[begin RECORDED DATA]

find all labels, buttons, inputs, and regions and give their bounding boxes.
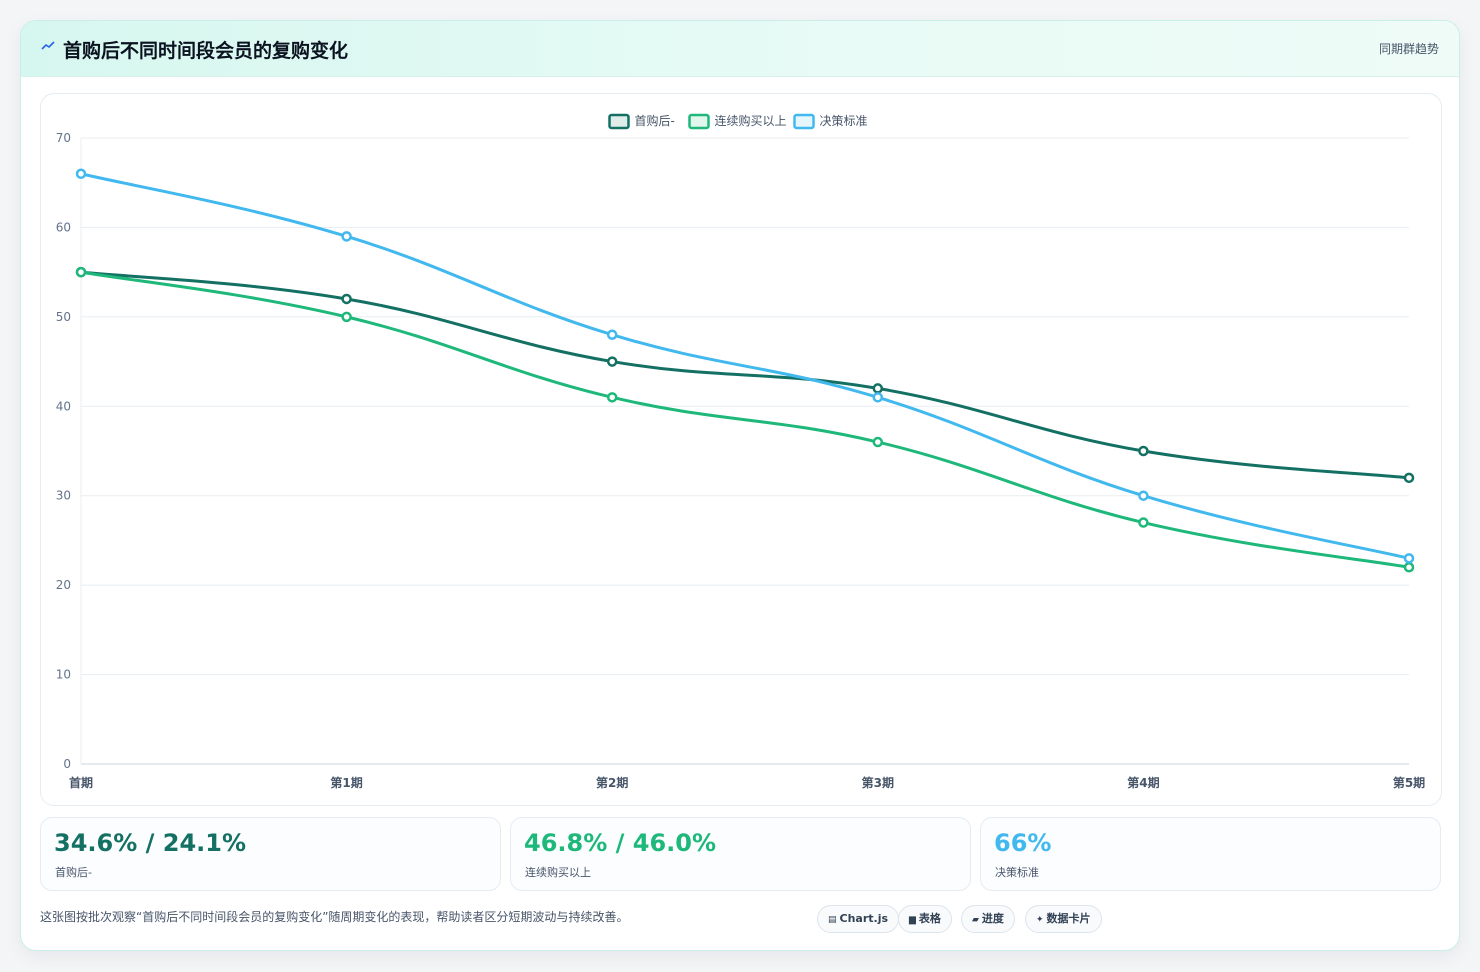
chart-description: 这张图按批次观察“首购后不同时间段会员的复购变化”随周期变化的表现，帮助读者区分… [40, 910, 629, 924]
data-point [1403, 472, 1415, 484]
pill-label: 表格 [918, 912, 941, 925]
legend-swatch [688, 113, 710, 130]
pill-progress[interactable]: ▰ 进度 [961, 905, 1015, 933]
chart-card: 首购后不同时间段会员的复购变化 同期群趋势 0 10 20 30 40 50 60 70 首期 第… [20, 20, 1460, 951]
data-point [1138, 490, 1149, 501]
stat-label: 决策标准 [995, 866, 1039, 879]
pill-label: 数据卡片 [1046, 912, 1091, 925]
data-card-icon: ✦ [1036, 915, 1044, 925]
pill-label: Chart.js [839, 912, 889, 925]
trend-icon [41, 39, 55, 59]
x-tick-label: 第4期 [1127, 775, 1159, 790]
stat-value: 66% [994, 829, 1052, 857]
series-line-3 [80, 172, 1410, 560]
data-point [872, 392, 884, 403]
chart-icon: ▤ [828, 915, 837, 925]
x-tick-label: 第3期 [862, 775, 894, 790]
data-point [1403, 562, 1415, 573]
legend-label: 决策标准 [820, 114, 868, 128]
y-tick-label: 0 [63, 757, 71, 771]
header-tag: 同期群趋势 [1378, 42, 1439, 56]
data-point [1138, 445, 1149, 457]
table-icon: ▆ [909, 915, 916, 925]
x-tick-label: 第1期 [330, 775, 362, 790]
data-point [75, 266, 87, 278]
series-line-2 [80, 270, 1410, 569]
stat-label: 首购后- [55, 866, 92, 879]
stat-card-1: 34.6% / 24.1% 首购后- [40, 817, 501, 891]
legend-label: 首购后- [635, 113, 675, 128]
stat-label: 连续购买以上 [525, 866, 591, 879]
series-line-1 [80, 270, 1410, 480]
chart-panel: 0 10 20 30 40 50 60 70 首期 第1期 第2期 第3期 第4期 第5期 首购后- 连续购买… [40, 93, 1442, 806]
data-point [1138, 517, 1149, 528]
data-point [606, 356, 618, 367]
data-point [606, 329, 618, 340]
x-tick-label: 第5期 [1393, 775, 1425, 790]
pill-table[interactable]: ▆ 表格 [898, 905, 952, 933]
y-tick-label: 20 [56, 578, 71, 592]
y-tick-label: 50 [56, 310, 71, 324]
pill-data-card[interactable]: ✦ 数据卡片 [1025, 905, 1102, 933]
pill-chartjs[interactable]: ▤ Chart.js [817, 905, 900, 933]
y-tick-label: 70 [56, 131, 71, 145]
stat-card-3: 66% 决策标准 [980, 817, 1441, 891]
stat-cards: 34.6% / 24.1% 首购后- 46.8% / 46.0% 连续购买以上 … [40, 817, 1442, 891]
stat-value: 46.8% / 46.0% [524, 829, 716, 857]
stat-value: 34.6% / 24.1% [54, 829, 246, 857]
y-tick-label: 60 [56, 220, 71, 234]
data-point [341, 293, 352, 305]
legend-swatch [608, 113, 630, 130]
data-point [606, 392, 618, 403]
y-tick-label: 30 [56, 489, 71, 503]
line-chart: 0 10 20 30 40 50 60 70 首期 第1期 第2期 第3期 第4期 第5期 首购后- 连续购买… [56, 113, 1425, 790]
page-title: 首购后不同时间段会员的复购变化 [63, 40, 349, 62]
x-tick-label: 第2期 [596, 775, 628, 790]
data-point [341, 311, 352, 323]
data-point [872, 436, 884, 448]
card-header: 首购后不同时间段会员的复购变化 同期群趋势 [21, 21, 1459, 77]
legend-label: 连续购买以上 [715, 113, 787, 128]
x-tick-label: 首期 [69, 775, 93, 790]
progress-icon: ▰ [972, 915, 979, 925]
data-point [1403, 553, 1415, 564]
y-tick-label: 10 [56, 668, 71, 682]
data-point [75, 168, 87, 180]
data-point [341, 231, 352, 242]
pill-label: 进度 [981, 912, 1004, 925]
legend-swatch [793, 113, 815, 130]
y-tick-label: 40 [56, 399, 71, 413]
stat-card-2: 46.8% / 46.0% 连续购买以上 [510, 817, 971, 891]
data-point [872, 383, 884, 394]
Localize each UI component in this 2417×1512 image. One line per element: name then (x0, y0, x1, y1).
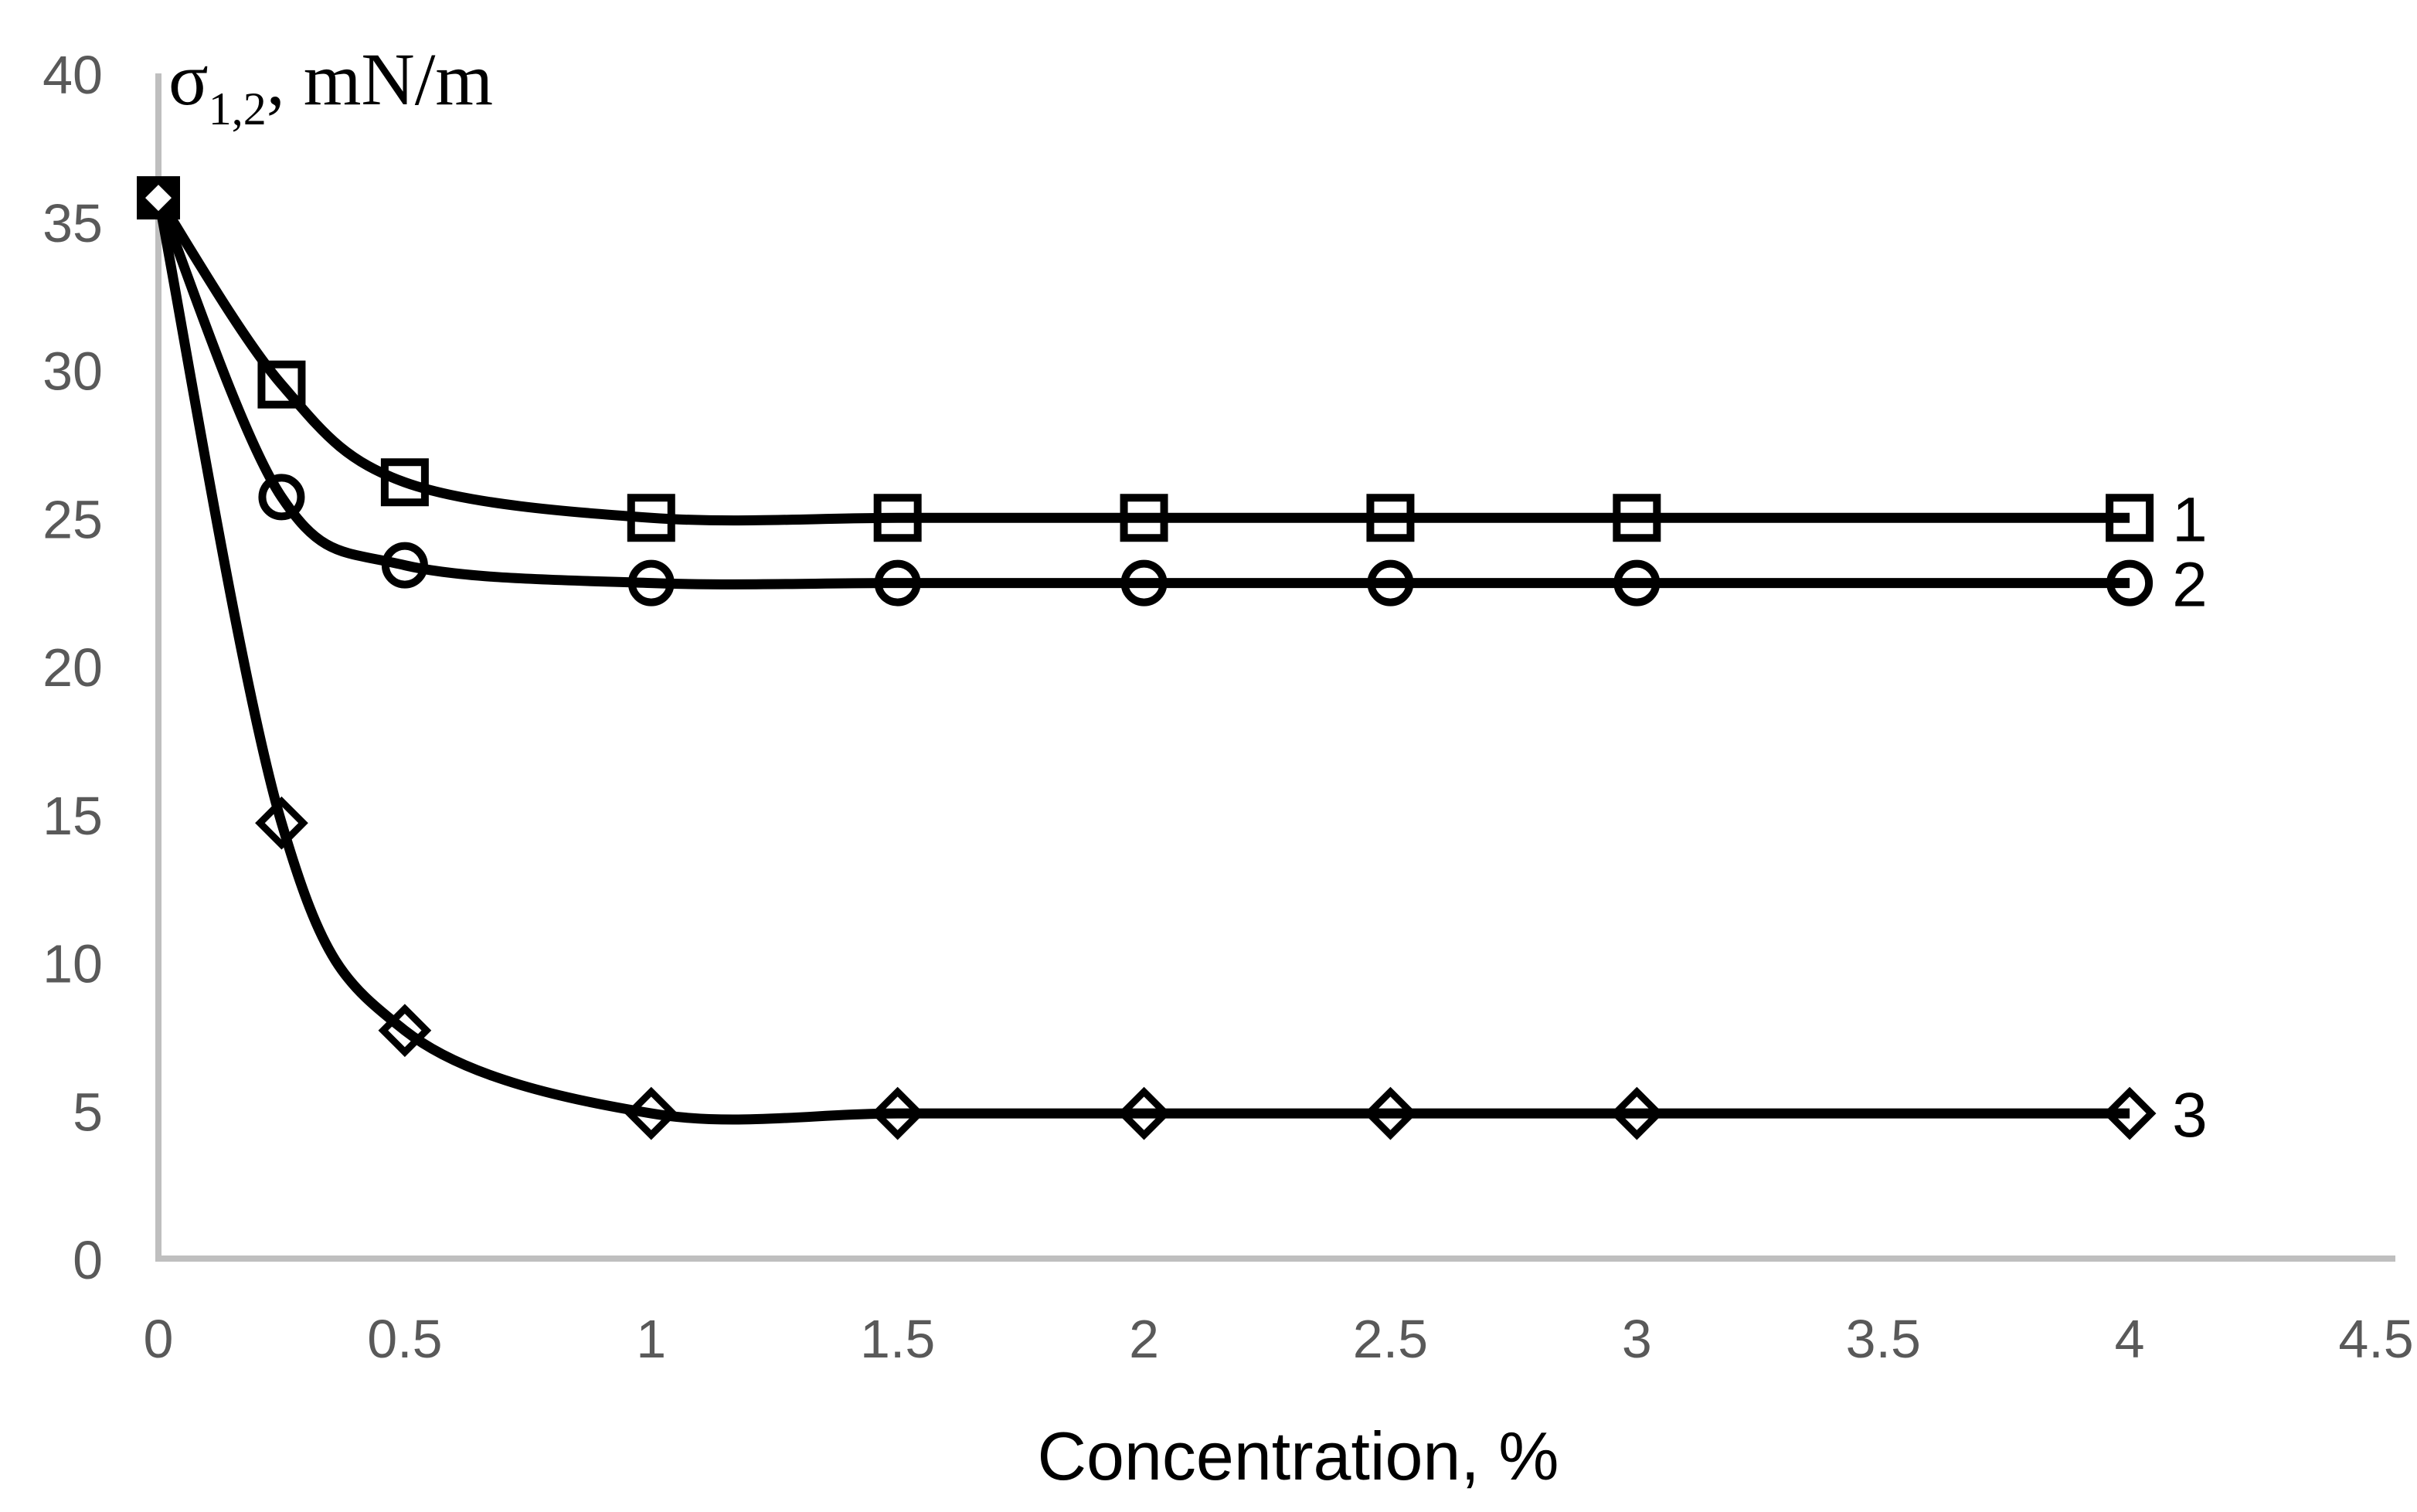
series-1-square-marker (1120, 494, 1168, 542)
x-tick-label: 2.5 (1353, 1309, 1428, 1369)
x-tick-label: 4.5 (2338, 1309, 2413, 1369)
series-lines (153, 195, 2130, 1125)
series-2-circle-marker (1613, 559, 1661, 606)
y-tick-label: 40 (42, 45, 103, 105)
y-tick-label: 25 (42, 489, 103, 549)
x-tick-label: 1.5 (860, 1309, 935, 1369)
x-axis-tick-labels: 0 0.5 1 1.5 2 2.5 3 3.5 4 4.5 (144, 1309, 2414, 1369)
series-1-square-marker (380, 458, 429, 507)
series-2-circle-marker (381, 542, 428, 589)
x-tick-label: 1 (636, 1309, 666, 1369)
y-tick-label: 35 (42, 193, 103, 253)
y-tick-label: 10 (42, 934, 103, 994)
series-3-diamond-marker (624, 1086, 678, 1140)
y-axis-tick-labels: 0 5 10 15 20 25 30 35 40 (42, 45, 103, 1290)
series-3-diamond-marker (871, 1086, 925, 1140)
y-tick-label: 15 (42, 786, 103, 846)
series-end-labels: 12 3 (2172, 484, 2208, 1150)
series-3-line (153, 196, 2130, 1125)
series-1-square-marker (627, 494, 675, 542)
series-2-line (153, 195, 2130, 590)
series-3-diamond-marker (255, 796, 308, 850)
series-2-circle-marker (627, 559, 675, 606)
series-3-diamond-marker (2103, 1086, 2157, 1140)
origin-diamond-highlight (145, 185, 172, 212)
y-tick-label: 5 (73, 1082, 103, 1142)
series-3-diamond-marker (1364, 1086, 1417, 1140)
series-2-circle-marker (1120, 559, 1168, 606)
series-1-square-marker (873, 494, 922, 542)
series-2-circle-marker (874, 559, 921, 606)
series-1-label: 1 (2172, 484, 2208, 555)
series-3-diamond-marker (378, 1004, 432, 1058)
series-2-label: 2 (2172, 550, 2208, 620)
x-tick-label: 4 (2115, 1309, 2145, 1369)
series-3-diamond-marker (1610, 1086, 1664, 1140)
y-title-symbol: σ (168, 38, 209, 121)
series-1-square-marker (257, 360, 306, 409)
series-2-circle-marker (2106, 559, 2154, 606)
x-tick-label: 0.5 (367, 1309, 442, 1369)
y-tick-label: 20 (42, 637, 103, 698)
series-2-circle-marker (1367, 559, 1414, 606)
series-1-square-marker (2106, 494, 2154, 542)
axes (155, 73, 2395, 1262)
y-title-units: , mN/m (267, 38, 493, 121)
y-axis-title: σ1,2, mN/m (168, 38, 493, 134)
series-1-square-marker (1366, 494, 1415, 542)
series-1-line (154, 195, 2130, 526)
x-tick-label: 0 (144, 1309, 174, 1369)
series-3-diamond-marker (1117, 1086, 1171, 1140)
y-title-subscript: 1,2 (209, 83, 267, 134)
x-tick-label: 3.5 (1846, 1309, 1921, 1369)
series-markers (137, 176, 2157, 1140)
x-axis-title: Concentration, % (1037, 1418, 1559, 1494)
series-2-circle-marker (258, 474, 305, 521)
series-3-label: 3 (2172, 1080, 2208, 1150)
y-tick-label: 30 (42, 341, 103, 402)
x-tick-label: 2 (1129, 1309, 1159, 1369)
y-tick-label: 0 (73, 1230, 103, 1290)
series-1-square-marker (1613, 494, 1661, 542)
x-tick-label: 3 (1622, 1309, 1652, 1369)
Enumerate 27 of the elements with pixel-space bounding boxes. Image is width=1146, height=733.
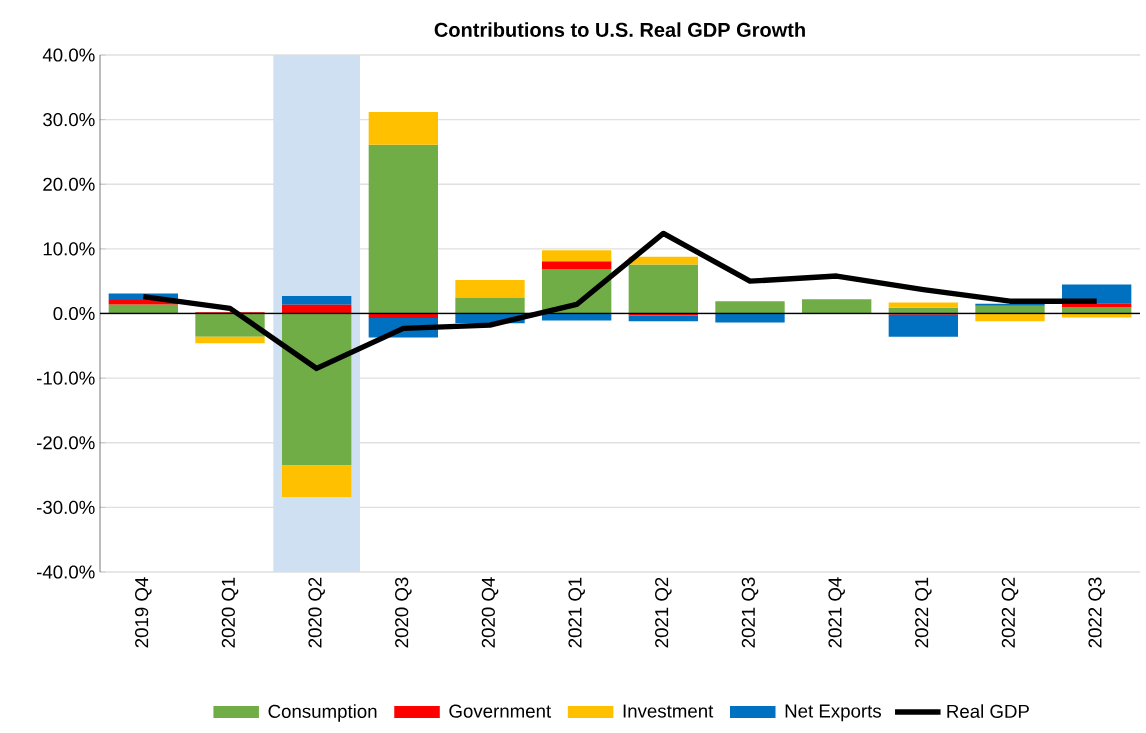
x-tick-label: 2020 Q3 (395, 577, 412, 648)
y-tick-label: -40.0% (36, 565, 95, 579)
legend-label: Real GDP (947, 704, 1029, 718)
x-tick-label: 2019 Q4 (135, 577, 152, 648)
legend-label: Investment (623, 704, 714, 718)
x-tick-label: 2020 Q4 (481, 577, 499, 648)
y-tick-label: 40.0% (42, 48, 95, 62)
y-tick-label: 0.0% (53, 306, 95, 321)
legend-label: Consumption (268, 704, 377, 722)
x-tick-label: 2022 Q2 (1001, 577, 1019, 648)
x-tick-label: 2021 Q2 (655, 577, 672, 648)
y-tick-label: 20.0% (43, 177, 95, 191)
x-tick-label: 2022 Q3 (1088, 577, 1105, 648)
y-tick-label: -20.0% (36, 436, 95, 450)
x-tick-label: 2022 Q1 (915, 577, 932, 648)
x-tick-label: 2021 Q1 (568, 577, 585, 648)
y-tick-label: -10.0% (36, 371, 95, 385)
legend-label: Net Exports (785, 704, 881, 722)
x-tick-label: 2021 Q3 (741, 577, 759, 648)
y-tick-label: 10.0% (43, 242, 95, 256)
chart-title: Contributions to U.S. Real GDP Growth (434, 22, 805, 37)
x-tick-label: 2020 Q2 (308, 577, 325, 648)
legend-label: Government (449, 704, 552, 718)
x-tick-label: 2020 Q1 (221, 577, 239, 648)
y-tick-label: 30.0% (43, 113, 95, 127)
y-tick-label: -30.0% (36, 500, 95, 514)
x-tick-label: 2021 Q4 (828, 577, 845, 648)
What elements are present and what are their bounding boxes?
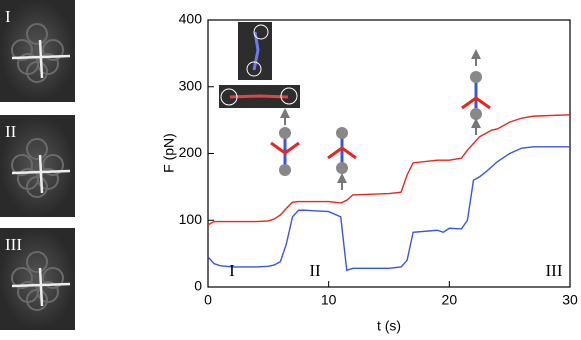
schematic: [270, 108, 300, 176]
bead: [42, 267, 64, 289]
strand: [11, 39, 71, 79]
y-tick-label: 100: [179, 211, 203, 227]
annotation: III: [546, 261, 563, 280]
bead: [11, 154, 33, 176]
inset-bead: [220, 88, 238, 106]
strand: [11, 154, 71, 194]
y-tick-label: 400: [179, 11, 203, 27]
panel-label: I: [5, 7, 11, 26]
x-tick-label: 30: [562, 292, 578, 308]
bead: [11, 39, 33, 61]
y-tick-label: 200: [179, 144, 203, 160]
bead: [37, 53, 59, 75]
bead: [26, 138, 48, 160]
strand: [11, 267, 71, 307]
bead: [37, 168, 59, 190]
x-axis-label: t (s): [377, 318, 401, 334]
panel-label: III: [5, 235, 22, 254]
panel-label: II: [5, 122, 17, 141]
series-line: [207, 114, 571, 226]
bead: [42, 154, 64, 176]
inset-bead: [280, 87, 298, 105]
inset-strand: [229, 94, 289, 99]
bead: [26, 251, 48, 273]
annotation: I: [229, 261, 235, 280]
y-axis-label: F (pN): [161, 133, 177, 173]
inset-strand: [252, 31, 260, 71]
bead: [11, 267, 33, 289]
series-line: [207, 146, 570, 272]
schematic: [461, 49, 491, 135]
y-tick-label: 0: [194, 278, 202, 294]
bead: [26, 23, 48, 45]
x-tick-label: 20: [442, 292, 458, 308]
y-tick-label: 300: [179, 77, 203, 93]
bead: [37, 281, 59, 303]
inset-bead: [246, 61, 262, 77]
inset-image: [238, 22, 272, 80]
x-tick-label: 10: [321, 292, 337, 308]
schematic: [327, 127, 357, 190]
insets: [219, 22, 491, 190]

[end RECORDED DATA]

* [WRITTEN PROBLEM] Give the lines again, from the line with "910, 629, 924]" up to and including the line with "pill-data-card[interactable]: ✦ 数据卡片", and switch "data-point" to "plot-point" while leaving all else unchanged.

* [COMPLETE ANSWER]
chart-description: 这张图按批次观察“首购后不同时间段会员的复购变化”随周期变化的表现，帮助读者区分… [40, 910, 629, 924]
plot-point [1403, 472, 1415, 484]
pill-label: 表格 [918, 912, 941, 925]
legend-swatch [688, 113, 710, 130]
pill-progress[interactable]: ▰ 进度 [961, 905, 1015, 933]
chart-card: 首购后不同时间段会员的复购变化 同期群趋势 0 10 20 30 40 50 60 70 首期 第… [20, 20, 1460, 951]
plot-point [1138, 490, 1149, 501]
stat-label: 决策标准 [995, 866, 1039, 879]
pill-label: 数据卡片 [1046, 912, 1091, 925]
data-card-icon: ✦ [1036, 915, 1044, 925]
pill-label: Chart.js [839, 912, 889, 925]
trend-icon [41, 39, 55, 59]
x-tick-label: 第4期 [1127, 775, 1159, 790]
stat-value: 66% [994, 829, 1052, 857]
series-line-3 [80, 172, 1410, 560]
plot-point [872, 392, 884, 403]
chart-icon: ▤ [828, 915, 837, 925]
x-tick-label: 第3期 [862, 775, 894, 790]
plot-point [1403, 562, 1415, 573]
legend-label: 决策标准 [820, 114, 868, 128]
y-tick-label: 0 [63, 757, 71, 771]
header-tag: 同期群趋势 [1378, 42, 1439, 56]
plot-point [1138, 445, 1149, 457]
table-icon: ▆ [909, 915, 916, 925]
x-tick-label: 第1期 [330, 775, 362, 790]
plot-point [75, 266, 87, 278]
series-line-2 [80, 270, 1410, 569]
stat-label: 首购后- [55, 866, 92, 879]
stat-card-1: 34.6% / 24.1% 首购后- [40, 817, 501, 891]
legend-label: 首购后- [635, 113, 675, 128]
stat-label: 连续购买以上 [525, 866, 591, 879]
series-line-1 [80, 270, 1410, 480]
chart-panel: 0 10 20 30 40 50 60 70 首期 第1期 第2期 第3期 第4期 第5期 首购后- 连续购买… [40, 93, 1442, 806]
plot-point [1138, 517, 1149, 528]
plot-point [606, 356, 618, 367]
plot-point [606, 329, 618, 340]
x-tick-label: 第5期 [1393, 775, 1425, 790]
pill-table[interactable]: ▆ 表格 [898, 905, 952, 933]
y-tick-label: 20 [56, 578, 71, 592]
y-tick-label: 50 [56, 310, 71, 324]
pill-data-card[interactable]: ✦ 数据卡片 [1025, 905, 1102, 933]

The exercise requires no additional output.